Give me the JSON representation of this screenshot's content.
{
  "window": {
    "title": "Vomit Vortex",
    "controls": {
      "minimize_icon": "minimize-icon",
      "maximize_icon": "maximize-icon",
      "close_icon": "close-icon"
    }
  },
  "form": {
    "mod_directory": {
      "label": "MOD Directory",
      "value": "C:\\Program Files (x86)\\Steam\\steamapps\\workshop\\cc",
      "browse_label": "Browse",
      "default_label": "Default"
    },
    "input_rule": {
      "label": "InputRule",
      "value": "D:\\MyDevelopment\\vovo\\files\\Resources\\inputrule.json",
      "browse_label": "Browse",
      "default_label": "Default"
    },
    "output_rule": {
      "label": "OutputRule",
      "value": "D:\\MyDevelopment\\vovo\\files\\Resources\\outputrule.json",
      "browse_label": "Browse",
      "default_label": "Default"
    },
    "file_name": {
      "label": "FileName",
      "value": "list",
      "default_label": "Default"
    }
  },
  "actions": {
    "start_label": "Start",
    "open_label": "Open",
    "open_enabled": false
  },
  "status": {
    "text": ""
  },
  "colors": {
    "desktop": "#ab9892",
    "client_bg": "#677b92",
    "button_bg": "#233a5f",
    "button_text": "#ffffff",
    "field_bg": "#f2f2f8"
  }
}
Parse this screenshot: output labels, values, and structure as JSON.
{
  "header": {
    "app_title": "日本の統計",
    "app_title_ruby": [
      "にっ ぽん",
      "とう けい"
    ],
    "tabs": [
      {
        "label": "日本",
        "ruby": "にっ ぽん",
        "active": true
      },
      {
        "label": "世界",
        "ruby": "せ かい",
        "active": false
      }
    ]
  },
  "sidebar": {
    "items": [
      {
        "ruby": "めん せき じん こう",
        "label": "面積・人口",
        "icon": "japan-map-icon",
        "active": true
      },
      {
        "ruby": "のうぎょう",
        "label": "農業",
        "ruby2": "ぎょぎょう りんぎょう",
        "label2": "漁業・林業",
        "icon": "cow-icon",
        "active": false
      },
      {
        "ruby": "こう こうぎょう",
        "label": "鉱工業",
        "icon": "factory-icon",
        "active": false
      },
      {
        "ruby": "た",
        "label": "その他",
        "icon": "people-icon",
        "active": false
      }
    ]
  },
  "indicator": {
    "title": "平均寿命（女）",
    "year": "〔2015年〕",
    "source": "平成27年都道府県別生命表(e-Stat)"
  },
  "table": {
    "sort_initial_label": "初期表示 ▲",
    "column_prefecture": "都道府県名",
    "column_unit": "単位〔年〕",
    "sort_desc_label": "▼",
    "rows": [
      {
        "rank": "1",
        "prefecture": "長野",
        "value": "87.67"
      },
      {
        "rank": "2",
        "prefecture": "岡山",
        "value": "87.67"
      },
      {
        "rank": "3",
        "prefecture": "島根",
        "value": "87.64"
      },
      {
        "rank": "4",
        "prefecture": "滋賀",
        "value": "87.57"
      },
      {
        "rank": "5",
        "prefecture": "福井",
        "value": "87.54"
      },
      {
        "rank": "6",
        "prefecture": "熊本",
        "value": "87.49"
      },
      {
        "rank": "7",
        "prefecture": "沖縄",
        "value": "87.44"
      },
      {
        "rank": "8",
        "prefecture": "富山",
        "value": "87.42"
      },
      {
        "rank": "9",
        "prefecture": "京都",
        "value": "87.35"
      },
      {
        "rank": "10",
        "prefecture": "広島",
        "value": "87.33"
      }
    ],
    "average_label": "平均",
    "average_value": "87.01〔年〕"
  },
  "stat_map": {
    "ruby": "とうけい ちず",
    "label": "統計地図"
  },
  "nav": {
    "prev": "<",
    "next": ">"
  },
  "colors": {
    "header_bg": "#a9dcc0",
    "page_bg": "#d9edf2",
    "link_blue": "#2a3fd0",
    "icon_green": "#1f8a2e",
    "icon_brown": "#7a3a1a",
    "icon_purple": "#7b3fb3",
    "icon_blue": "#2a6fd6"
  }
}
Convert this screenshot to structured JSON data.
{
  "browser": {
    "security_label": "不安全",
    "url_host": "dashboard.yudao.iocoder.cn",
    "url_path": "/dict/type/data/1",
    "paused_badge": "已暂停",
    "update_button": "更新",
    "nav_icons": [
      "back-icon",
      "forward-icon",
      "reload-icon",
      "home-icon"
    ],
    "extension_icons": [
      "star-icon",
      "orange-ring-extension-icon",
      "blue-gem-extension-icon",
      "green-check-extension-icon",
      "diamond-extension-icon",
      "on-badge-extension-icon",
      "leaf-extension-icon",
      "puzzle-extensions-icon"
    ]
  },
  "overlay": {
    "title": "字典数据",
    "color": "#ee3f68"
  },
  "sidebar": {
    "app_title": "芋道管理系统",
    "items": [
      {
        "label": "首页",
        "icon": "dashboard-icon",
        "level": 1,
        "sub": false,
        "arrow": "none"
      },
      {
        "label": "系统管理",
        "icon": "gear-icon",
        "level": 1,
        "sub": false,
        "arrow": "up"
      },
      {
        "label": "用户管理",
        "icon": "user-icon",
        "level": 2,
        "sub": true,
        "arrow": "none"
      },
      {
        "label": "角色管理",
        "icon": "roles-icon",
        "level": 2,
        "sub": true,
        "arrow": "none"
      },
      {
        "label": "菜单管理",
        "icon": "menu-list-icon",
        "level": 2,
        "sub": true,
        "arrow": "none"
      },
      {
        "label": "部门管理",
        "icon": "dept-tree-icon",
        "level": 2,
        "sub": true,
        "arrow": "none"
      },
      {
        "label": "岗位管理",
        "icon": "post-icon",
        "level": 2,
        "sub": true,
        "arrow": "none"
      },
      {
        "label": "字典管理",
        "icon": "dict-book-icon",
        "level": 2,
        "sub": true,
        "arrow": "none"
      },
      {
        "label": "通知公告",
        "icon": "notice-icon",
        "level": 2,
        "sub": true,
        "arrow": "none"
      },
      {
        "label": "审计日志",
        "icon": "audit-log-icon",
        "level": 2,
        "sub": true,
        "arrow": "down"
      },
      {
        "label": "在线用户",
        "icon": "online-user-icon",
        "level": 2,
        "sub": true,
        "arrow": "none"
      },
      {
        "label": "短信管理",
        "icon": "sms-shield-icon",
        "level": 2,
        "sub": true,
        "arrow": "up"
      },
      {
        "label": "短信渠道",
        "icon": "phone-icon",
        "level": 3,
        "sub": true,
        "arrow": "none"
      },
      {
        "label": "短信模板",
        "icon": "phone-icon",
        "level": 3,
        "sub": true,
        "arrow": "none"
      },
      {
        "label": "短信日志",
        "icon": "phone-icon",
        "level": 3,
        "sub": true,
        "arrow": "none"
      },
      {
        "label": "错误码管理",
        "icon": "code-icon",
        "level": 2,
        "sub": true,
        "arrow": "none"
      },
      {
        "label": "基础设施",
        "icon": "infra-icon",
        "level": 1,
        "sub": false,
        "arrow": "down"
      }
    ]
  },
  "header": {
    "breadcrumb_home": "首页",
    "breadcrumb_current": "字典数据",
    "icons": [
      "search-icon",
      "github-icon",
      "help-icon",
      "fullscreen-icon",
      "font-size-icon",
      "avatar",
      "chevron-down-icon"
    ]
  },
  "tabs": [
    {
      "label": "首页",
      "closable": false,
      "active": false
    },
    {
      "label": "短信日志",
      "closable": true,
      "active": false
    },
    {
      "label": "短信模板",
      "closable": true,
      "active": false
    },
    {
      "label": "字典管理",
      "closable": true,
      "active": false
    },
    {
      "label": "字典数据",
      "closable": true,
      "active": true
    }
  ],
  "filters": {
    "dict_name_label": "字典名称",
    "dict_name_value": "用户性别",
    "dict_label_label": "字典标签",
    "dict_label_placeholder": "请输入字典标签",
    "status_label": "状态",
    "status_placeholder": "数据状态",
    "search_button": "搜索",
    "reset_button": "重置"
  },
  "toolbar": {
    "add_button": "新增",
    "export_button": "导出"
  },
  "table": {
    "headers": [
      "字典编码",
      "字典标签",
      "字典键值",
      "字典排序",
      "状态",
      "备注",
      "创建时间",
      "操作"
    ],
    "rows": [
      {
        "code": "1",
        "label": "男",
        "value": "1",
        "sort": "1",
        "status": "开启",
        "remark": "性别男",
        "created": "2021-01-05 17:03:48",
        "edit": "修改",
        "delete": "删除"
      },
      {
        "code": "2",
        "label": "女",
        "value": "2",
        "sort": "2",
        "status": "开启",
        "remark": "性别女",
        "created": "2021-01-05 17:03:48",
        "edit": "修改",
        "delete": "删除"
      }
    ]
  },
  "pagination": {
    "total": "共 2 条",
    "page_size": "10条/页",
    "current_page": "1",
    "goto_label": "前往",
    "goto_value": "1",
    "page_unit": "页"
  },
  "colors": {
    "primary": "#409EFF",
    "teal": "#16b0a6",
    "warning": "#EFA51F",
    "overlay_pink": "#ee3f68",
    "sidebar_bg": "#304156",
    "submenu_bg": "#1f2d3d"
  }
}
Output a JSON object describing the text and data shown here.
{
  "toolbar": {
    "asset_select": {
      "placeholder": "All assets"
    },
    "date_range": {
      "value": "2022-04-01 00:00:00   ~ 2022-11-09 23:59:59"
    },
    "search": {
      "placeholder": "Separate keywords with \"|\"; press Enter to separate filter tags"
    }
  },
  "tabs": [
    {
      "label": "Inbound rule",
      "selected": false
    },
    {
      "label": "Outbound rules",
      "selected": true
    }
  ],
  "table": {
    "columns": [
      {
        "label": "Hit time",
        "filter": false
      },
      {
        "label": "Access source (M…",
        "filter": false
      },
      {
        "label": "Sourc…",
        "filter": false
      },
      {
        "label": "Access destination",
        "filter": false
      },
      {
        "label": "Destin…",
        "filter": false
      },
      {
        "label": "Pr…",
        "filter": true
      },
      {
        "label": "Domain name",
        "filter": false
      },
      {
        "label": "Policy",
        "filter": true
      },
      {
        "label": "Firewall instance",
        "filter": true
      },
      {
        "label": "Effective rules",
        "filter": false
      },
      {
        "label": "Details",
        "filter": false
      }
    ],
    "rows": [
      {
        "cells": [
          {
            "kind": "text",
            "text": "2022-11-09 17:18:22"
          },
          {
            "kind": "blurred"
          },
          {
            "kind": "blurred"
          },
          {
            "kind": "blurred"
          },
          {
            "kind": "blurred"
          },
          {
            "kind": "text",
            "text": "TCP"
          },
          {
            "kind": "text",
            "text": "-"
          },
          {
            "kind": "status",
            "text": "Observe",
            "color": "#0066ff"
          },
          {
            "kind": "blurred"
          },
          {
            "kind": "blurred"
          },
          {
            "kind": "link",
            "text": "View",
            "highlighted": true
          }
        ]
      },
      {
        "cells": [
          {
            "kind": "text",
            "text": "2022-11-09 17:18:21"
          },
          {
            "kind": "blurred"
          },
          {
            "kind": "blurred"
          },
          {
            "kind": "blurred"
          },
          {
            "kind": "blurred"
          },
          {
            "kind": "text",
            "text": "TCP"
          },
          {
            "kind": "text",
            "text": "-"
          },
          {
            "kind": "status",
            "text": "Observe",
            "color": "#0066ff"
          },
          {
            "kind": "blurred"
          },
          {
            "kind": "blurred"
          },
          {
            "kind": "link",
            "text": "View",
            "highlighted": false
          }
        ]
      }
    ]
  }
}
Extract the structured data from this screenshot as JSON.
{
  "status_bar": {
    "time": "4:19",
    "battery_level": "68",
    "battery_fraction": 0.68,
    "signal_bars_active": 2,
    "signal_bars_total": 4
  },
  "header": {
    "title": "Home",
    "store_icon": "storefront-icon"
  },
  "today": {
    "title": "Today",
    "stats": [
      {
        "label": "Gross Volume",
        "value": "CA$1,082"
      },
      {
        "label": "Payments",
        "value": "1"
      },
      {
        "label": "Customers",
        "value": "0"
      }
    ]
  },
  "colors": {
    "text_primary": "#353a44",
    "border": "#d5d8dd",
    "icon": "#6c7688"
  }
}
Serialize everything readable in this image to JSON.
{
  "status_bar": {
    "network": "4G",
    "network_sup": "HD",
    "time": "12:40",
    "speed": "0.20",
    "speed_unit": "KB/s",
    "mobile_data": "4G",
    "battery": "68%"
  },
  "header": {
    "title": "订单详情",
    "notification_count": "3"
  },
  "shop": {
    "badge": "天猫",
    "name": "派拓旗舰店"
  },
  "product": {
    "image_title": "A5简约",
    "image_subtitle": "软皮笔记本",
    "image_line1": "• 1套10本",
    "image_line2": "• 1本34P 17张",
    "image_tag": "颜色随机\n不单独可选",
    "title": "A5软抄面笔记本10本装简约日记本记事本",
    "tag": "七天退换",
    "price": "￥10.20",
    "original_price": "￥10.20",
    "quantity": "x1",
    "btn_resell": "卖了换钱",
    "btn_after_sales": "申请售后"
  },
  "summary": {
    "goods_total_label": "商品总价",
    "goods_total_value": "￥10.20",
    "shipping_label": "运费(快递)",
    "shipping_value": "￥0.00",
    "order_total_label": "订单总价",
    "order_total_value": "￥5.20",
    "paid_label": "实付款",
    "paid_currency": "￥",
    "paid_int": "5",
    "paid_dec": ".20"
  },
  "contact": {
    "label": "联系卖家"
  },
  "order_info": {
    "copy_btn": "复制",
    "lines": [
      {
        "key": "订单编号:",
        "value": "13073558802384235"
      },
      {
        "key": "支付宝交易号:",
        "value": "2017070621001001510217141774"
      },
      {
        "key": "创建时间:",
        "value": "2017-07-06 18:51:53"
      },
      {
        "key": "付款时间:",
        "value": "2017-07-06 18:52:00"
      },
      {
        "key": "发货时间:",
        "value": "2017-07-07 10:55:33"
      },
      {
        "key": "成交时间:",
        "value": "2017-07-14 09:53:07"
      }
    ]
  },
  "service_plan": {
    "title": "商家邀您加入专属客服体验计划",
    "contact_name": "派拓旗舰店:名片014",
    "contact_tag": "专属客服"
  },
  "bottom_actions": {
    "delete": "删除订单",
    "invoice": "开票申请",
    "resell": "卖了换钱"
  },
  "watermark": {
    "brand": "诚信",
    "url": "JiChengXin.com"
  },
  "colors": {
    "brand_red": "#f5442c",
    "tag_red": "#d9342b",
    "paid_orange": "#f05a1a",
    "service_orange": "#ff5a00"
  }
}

» TASK GOAL: Find all lines holding the string "Access" and copy them.

» TASK RESULT:
        "label": "Access source (M…",
        "label": "Access destination",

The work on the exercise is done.